**Objective**. Gather the lines below that include the string "this", copying each in full.

─── Task material ───

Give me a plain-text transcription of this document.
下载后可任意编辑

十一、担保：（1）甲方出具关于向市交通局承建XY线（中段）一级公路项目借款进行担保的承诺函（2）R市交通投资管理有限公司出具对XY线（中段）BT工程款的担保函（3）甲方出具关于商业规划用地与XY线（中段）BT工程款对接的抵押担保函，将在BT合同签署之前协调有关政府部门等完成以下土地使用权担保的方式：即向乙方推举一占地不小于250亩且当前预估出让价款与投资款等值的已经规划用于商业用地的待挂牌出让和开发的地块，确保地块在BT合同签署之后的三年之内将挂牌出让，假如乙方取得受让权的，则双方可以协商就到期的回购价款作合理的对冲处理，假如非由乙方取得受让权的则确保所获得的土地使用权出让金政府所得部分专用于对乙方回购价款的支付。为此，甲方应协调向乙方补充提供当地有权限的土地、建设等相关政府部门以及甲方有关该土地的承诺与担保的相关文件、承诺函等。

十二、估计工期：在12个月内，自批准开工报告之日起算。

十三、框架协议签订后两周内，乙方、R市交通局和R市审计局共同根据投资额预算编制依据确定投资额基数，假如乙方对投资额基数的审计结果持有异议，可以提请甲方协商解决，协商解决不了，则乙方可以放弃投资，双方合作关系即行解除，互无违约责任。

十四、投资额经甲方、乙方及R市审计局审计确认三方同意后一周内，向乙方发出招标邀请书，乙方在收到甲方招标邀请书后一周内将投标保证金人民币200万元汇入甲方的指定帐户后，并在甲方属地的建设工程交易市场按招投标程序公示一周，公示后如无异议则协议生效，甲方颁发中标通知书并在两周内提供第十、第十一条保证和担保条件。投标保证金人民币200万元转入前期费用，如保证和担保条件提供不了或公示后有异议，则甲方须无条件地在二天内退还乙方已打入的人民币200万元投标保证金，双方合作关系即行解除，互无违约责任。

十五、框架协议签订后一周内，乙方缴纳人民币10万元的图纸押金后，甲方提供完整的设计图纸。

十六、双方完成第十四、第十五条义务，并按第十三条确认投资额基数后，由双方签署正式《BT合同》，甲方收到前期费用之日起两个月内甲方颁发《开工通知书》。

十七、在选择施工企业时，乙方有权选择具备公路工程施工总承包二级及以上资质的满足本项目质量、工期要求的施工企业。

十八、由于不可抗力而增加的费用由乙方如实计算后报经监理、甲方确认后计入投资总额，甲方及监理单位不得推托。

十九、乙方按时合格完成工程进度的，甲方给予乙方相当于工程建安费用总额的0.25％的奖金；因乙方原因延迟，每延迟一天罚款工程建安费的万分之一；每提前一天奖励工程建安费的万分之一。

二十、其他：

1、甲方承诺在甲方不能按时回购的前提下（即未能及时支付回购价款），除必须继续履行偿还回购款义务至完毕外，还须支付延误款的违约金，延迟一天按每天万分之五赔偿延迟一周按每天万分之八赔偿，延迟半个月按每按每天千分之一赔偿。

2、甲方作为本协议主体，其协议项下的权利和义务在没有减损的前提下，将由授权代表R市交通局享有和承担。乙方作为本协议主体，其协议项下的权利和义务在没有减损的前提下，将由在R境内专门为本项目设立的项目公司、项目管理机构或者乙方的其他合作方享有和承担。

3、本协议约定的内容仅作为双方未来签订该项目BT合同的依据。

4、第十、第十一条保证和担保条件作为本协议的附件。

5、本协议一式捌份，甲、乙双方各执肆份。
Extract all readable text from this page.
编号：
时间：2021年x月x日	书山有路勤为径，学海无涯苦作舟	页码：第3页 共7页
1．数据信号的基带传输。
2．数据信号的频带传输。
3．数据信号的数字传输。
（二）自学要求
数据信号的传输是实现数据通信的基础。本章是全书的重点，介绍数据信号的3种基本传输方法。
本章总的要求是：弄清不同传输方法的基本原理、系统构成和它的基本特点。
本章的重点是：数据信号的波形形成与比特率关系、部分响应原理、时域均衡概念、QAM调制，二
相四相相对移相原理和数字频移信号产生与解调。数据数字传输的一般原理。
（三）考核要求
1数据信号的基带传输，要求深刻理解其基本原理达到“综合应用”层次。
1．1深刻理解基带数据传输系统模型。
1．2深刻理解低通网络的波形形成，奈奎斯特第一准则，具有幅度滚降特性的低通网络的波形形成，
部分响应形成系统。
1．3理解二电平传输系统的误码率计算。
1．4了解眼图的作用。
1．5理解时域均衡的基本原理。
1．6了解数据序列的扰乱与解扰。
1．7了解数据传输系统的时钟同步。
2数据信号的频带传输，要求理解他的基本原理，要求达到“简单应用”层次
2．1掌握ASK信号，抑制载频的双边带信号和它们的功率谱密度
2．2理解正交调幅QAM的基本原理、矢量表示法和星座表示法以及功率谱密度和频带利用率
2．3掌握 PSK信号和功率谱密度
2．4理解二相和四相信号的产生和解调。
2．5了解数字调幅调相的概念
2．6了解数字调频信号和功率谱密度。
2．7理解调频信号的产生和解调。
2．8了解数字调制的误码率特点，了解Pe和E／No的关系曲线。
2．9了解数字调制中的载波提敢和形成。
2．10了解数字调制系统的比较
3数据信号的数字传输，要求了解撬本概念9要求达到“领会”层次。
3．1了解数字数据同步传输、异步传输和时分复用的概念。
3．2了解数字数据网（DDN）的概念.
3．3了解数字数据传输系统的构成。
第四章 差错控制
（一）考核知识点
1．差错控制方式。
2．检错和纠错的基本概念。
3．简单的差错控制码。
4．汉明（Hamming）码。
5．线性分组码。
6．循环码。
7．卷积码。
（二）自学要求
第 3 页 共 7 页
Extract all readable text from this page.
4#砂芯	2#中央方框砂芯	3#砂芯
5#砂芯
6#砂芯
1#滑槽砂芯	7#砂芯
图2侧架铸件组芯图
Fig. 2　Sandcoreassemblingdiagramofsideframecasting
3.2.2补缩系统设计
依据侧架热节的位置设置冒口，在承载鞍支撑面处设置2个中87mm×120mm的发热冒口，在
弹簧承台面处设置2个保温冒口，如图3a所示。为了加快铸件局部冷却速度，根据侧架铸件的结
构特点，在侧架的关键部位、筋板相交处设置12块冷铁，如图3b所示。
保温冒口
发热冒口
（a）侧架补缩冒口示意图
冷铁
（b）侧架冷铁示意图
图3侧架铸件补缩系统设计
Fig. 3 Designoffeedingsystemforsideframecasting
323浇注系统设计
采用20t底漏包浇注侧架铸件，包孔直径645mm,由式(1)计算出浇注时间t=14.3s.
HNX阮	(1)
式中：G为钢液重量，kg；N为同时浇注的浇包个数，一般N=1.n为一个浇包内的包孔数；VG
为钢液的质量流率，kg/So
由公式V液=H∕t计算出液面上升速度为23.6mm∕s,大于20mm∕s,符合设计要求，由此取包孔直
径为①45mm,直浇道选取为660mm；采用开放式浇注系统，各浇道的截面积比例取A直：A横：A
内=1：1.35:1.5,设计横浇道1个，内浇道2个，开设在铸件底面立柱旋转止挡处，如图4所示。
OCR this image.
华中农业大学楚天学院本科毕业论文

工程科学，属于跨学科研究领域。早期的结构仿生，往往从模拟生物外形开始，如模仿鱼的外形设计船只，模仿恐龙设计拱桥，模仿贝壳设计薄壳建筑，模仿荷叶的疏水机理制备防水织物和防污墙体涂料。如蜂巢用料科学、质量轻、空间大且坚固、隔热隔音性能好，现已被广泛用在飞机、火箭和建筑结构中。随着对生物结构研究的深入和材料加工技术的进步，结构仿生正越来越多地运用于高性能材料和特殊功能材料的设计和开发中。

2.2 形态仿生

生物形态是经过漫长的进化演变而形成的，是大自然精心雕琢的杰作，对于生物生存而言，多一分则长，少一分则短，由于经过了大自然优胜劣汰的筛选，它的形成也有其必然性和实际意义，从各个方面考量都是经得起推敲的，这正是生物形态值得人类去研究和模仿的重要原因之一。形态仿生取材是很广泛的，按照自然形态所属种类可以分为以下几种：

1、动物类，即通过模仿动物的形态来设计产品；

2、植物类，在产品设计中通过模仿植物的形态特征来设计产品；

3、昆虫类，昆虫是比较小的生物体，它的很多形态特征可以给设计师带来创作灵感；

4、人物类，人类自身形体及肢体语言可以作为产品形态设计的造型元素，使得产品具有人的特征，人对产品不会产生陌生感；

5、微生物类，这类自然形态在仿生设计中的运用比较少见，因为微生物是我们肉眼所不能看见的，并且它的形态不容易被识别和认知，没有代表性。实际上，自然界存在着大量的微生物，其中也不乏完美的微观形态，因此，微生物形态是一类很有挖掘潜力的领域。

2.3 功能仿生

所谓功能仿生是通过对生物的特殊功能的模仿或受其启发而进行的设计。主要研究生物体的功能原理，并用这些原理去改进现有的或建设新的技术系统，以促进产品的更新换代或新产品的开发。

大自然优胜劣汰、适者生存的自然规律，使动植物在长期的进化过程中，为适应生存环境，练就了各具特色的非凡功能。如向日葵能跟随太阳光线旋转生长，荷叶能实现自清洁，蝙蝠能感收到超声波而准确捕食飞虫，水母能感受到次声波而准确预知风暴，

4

───

**The answer**.
Give me a plain-text transcription of this document.
Extract all readable text from this page.
Extract all readable text from this page.
OCR this image.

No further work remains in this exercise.